### What is needed
Transcribe the lines in the records below word for word, starting with the line that contains "Text: 11-AUG-2000: 11-AUG-2000" and going on through the line that contains "This d: Contains".

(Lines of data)
━━━━

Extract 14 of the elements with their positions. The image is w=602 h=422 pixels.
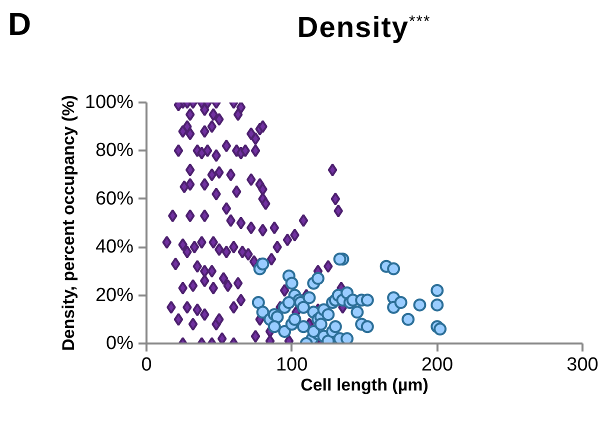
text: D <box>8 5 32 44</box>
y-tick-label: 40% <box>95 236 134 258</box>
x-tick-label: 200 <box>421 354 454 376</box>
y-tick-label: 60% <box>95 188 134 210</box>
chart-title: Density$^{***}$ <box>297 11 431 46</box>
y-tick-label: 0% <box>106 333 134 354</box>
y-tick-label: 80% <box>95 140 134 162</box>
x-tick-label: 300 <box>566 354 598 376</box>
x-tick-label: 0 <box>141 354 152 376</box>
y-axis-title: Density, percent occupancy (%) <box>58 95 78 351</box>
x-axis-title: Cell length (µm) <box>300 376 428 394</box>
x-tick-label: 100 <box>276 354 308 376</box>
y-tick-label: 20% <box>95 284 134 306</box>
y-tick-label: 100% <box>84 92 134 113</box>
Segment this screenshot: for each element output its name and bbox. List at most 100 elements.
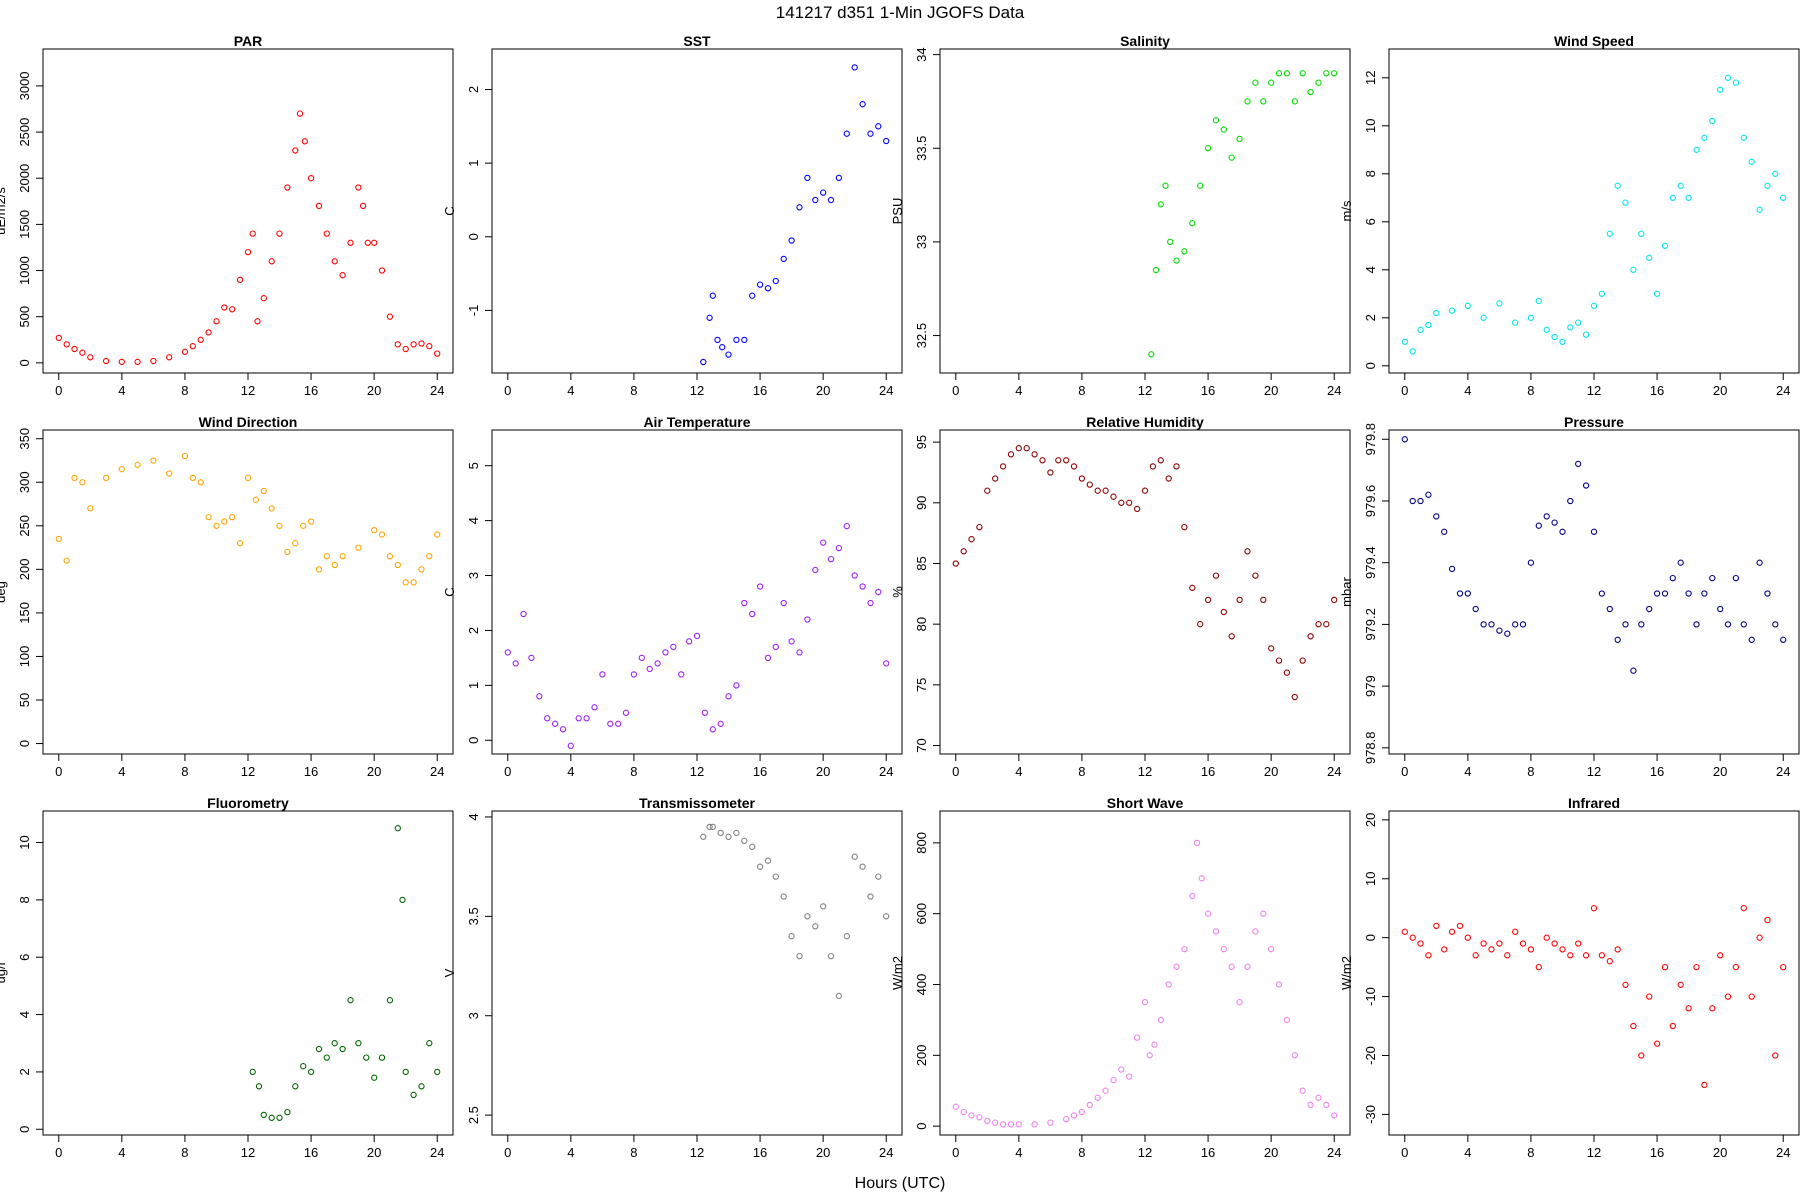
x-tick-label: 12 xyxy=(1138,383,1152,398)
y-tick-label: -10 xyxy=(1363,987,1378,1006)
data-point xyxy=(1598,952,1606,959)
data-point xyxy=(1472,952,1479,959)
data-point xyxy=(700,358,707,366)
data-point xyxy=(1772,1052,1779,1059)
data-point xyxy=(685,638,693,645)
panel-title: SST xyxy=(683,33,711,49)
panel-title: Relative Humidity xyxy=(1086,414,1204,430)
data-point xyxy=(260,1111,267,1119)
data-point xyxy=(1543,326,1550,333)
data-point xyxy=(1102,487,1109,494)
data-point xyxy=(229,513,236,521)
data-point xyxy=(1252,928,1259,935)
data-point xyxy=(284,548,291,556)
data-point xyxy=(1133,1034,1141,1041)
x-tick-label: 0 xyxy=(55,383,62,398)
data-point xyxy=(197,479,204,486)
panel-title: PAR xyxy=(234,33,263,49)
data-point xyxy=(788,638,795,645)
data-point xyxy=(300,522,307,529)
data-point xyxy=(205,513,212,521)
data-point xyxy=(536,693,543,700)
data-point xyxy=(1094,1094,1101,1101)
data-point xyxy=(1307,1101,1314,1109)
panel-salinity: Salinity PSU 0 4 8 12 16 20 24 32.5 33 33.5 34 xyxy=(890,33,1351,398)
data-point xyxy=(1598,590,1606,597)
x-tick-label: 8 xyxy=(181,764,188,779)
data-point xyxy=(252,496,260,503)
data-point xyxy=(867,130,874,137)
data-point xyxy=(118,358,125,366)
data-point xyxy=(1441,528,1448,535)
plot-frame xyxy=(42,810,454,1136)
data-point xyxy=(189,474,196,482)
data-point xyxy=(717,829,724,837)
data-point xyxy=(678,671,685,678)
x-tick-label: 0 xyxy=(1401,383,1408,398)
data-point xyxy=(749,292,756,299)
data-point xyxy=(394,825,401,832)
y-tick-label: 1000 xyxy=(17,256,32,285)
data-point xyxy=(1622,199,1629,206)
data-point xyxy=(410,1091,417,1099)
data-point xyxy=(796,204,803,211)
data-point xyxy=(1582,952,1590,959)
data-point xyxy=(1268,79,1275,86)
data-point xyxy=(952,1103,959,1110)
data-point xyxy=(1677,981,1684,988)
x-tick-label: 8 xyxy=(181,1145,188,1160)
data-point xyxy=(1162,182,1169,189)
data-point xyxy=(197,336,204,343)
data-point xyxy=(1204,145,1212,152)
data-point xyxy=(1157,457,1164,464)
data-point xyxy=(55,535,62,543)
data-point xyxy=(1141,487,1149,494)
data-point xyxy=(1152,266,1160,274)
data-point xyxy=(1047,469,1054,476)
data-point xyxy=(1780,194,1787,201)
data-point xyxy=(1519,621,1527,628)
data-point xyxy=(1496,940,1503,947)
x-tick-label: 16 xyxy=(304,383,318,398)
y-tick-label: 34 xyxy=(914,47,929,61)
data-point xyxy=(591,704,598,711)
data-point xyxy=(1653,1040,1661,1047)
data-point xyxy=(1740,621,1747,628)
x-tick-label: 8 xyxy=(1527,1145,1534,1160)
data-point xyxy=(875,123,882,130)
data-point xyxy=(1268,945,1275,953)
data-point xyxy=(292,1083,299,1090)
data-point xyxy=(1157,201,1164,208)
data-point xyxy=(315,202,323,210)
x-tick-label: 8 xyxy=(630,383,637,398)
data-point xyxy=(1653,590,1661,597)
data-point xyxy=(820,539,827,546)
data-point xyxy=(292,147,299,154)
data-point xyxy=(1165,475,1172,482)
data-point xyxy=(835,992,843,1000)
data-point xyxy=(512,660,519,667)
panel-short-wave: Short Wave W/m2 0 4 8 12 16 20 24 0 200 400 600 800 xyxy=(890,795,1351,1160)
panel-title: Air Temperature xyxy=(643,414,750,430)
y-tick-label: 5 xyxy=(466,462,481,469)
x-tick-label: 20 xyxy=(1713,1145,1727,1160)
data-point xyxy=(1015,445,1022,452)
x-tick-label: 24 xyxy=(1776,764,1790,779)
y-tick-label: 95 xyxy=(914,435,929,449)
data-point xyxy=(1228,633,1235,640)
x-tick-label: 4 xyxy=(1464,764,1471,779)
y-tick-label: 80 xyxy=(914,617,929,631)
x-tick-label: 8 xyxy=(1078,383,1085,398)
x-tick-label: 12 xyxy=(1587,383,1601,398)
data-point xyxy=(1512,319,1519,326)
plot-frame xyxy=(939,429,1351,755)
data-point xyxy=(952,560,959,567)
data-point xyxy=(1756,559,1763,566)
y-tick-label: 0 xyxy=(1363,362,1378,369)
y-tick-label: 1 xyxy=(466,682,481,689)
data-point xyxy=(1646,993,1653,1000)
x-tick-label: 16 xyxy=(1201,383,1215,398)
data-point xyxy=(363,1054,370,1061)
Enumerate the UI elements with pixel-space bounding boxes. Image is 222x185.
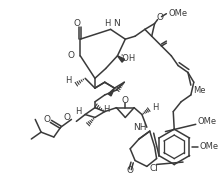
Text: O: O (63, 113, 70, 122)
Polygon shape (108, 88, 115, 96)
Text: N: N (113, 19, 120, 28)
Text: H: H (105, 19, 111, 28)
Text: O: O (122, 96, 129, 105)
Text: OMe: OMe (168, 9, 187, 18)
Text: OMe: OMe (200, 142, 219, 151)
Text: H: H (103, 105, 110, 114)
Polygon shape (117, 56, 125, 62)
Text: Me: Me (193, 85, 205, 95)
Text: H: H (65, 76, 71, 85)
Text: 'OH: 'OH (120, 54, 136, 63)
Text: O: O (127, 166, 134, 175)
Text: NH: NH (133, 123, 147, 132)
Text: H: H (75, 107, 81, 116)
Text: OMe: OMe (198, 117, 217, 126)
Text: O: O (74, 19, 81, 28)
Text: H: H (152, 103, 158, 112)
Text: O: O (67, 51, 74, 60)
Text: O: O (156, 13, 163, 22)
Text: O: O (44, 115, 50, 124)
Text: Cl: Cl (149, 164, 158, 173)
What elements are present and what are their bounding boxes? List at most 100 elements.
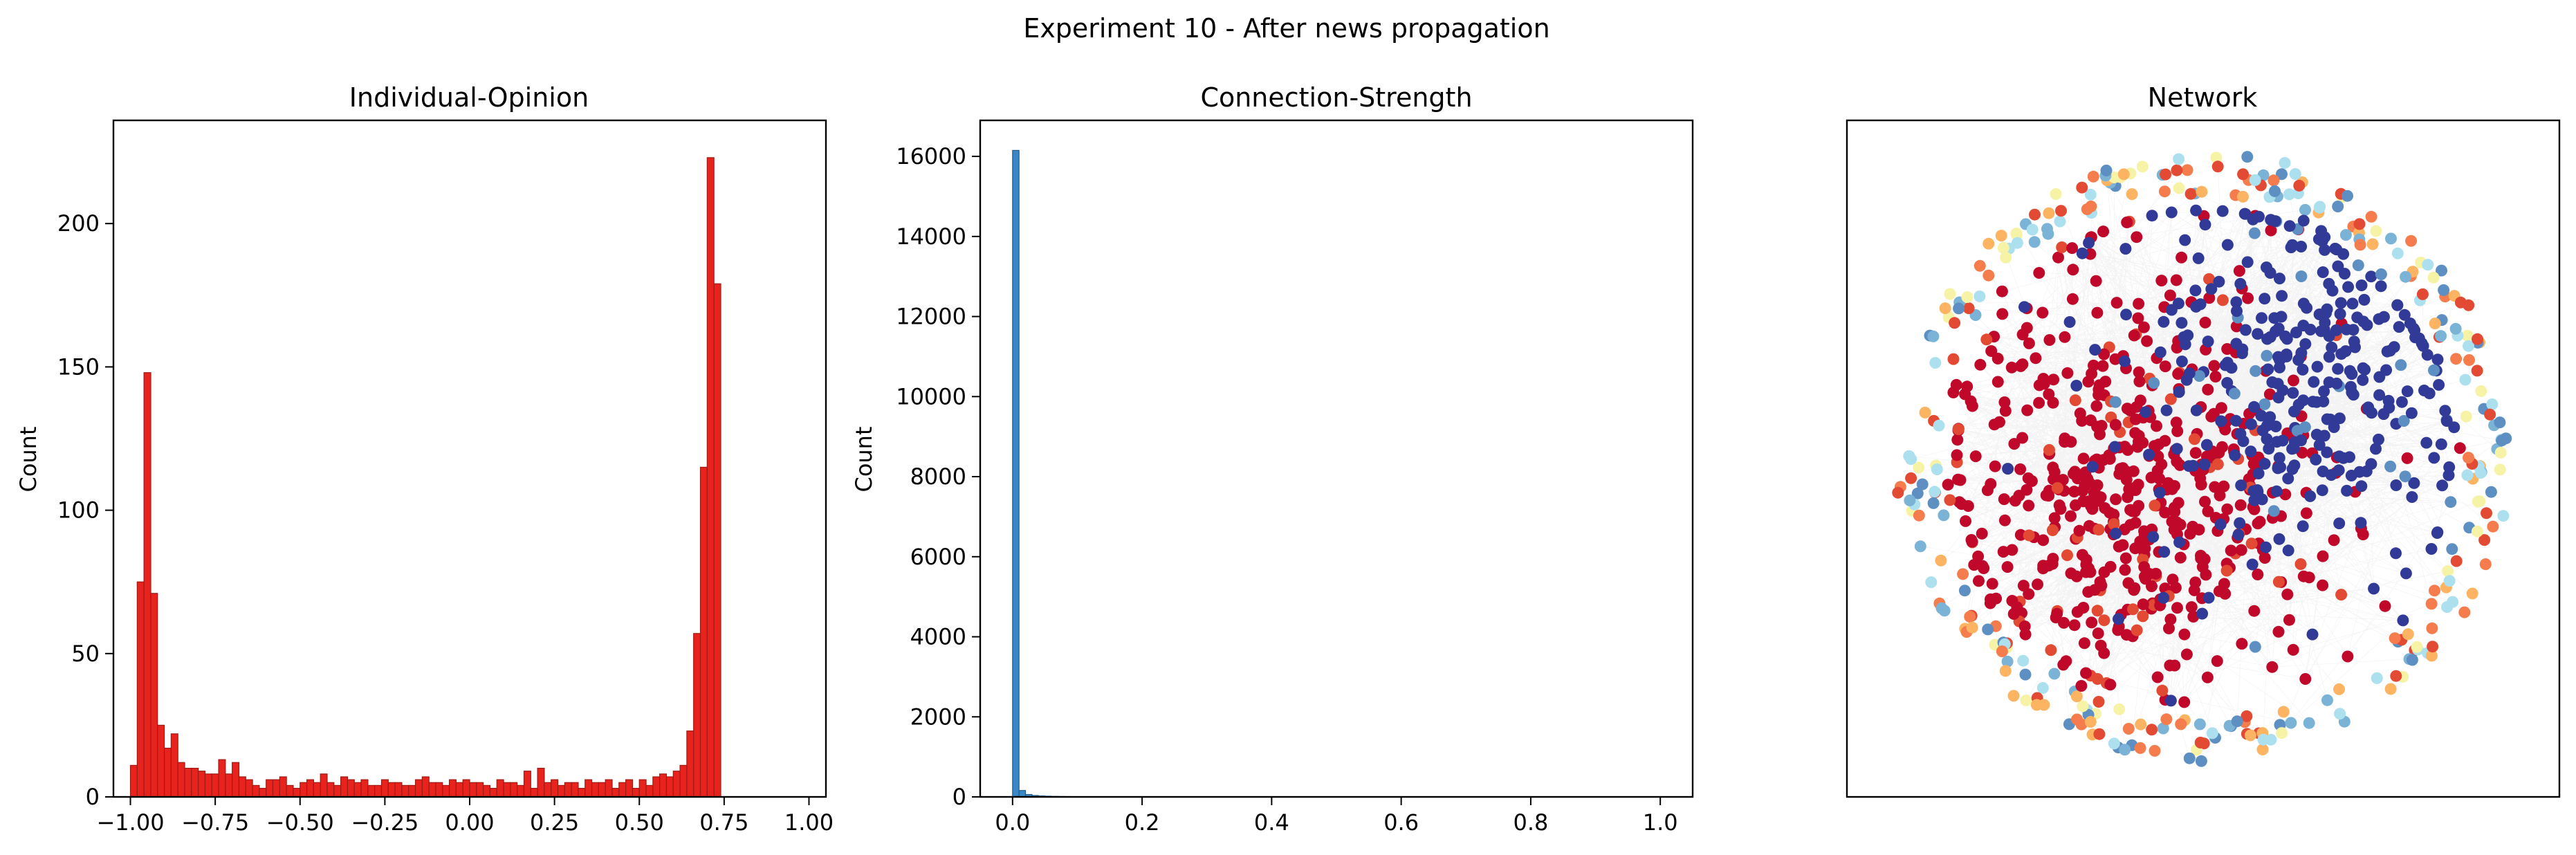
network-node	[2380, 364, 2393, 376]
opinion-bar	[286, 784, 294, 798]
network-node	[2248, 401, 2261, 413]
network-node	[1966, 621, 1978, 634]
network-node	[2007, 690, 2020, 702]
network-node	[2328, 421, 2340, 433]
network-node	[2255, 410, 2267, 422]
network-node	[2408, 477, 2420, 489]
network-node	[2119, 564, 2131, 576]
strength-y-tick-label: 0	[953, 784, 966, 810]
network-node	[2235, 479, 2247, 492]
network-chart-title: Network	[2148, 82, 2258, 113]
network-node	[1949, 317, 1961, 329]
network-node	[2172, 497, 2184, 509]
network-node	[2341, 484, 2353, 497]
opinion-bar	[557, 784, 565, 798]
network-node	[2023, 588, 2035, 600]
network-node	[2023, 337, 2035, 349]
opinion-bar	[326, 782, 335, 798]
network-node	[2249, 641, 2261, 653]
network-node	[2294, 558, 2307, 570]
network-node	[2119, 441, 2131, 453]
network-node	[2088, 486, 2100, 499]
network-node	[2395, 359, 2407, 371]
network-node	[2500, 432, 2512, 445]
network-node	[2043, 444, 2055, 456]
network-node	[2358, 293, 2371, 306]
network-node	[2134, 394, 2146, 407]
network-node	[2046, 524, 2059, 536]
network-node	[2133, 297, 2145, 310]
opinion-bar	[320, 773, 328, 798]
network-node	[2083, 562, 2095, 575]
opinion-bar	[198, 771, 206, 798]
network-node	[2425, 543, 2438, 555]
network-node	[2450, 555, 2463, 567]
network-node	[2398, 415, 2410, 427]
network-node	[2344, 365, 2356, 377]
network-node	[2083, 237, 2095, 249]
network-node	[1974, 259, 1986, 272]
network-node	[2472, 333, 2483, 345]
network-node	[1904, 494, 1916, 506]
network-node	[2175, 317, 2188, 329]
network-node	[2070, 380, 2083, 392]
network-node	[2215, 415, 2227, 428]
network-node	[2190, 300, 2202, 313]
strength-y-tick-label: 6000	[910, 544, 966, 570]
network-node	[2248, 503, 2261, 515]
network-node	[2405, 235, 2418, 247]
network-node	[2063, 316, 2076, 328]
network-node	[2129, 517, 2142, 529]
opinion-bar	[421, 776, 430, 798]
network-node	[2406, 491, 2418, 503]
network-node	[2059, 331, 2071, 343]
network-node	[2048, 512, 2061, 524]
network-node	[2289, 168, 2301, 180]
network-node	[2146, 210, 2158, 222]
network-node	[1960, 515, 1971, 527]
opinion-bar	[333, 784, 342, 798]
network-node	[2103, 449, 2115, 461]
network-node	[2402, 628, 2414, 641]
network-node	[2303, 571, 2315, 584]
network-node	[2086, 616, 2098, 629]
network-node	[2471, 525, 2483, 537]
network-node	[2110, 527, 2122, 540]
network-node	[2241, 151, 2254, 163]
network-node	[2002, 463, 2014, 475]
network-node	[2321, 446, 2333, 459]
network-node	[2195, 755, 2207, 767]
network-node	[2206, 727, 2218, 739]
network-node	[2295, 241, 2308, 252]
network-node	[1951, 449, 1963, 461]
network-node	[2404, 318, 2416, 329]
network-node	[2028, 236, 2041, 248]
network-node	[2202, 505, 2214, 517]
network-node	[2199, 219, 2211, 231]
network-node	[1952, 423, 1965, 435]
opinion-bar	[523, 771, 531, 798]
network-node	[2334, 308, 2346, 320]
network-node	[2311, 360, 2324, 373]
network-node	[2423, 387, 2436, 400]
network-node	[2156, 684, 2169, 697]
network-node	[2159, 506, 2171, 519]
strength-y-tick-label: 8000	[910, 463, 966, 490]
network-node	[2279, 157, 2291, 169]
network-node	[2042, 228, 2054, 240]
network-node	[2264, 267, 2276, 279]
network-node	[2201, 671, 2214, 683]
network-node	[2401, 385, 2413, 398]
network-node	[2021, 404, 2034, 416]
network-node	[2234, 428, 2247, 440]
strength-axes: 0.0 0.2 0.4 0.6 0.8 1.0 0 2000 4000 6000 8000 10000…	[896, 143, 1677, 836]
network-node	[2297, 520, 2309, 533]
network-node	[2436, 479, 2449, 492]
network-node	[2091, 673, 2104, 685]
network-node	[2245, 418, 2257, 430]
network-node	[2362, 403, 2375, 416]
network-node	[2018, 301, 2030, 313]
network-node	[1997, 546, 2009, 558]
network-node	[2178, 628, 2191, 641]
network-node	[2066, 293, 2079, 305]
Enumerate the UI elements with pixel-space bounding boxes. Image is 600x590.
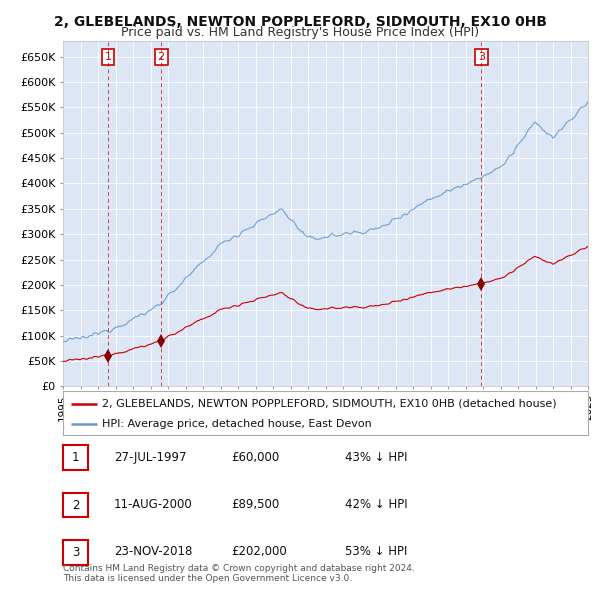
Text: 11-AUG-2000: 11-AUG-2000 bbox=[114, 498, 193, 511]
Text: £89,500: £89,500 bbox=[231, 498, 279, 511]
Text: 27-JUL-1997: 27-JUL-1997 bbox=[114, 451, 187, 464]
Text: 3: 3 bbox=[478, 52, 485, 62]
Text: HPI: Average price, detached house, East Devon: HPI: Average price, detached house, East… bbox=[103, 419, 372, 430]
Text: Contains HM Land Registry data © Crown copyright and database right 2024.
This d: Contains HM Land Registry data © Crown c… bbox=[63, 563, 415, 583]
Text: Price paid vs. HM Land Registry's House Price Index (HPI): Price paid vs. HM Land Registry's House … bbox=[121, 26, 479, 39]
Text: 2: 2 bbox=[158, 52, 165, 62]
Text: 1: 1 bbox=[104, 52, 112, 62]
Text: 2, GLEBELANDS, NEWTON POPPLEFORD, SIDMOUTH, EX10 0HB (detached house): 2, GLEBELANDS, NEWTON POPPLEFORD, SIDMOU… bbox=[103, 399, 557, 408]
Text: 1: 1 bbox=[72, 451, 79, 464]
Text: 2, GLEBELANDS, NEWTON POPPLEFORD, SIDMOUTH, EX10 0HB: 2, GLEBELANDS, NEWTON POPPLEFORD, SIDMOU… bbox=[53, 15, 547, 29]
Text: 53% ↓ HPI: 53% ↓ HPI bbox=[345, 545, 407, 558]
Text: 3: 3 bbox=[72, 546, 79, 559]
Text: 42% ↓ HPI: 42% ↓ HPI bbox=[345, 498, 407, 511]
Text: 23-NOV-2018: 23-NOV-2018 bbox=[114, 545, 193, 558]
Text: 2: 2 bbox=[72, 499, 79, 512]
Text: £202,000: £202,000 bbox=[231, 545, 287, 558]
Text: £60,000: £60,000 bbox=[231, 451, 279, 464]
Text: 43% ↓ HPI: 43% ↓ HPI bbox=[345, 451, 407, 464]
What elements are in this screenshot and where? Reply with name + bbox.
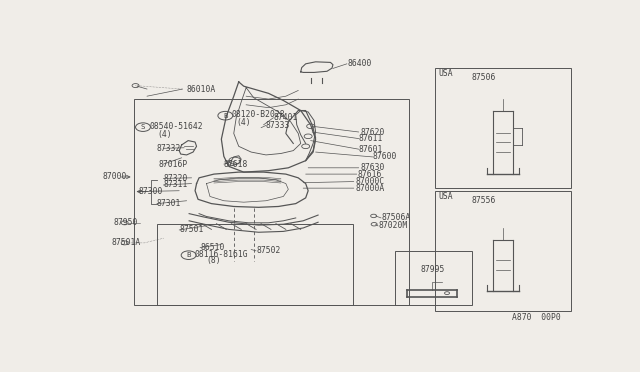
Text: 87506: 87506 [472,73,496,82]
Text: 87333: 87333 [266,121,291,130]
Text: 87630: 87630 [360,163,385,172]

━━━━

### Finished task
Text: 11-AUG-2000: 11-AUG-2000 bbox=[114, 498, 193, 511]
Text: £89,500: £89,500 bbox=[231, 498, 279, 511]
Text: 27-JUL-1997: 27-JUL-1997 bbox=[114, 451, 187, 464]
Text: 3: 3 bbox=[478, 52, 485, 62]
Text: HPI: Average price, detached house, East Devon: HPI: Average price, detached house, East… bbox=[103, 419, 372, 430]
Text: Contains HM Land Registry data © Crown copyright and database right 2024.
This d: Contains HM Land Registry data © Crown c… bbox=[63, 563, 415, 583]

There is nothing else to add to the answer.